* _The request_: Copy out again, with no changes, the lines from the start of the listing through the line that contains "webmail-box-yahoo-label: yahoo mail", including both ends.

Saved entries:
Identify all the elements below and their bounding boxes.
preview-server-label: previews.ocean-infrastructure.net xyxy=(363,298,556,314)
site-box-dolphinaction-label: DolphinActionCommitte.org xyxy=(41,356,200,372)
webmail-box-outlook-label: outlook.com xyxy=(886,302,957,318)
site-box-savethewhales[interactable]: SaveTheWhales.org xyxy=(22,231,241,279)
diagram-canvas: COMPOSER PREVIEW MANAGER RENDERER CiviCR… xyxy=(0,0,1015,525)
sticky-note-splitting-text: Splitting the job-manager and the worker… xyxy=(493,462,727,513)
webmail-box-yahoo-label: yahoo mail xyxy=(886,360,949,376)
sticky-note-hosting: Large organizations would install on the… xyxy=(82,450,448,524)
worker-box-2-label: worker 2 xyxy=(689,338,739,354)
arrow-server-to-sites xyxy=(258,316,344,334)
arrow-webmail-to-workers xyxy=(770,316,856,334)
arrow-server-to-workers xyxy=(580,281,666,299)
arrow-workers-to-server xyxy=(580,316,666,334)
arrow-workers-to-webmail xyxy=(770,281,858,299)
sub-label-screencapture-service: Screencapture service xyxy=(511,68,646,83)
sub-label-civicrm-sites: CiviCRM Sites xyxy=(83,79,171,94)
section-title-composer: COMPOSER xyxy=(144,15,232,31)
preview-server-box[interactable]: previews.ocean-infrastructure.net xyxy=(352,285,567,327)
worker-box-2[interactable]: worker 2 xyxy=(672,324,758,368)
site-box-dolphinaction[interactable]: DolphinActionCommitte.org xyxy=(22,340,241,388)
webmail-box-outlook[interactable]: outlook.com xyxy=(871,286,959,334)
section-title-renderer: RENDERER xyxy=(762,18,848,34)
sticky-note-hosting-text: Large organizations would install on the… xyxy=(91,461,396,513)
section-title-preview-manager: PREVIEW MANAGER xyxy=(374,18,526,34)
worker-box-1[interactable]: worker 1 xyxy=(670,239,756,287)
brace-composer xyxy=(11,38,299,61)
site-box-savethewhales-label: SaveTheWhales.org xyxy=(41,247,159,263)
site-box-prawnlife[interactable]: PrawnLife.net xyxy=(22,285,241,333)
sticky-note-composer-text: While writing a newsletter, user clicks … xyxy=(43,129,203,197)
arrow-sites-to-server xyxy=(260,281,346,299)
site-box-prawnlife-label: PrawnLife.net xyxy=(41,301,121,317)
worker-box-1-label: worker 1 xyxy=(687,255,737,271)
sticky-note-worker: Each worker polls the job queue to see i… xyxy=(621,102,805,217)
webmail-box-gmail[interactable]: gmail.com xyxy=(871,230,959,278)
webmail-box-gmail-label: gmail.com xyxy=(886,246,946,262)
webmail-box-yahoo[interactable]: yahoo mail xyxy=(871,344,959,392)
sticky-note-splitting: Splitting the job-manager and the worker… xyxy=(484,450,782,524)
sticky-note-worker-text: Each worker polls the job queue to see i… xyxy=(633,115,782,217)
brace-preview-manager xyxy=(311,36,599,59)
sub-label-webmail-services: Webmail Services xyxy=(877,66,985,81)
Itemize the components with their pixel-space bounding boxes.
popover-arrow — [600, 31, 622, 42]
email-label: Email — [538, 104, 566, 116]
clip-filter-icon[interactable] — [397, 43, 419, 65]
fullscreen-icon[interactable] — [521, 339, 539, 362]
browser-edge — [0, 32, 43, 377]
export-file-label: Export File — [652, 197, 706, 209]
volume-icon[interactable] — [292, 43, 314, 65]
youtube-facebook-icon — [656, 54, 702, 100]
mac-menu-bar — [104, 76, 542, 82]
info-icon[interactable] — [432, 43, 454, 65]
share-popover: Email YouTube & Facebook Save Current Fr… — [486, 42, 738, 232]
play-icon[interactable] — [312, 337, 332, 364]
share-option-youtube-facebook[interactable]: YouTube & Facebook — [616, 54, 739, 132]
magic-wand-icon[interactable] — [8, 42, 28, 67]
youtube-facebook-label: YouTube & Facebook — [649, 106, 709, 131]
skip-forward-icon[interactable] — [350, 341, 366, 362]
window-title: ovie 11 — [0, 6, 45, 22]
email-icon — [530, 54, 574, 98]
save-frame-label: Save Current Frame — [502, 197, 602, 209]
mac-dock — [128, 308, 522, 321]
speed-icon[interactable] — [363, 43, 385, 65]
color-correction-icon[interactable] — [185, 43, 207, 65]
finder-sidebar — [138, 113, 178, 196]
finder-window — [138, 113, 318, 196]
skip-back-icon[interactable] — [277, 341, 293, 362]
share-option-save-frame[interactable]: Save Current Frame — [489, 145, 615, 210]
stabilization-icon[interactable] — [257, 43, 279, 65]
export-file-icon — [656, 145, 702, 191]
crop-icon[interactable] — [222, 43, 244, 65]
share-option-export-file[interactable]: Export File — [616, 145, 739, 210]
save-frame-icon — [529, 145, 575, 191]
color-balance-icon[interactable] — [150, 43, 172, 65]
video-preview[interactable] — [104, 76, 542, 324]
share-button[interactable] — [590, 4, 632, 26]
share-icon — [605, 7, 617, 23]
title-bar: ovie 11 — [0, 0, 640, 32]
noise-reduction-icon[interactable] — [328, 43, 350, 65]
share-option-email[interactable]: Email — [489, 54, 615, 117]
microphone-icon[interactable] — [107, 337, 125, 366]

* _Correct answer_:
Identify all the elements below and their bounding boxes.
preview-server-label: previews.ocean-infrastructure.net xyxy=(363,298,556,314)
site-box-dolphinaction-label: DolphinActionCommitte.org xyxy=(41,356,200,372)
webmail-box-outlook-label: outlook.com xyxy=(886,302,957,318)
site-box-savethewhales[interactable]: SaveTheWhales.org xyxy=(22,231,241,279)
diagram-canvas: COMPOSER PREVIEW MANAGER RENDERER CiviCR… xyxy=(0,0,1015,525)
sticky-note-splitting-text: Splitting the job-manager and the worker… xyxy=(493,462,727,513)
webmail-box-yahoo-label: yahoo mail xyxy=(886,360,949,376)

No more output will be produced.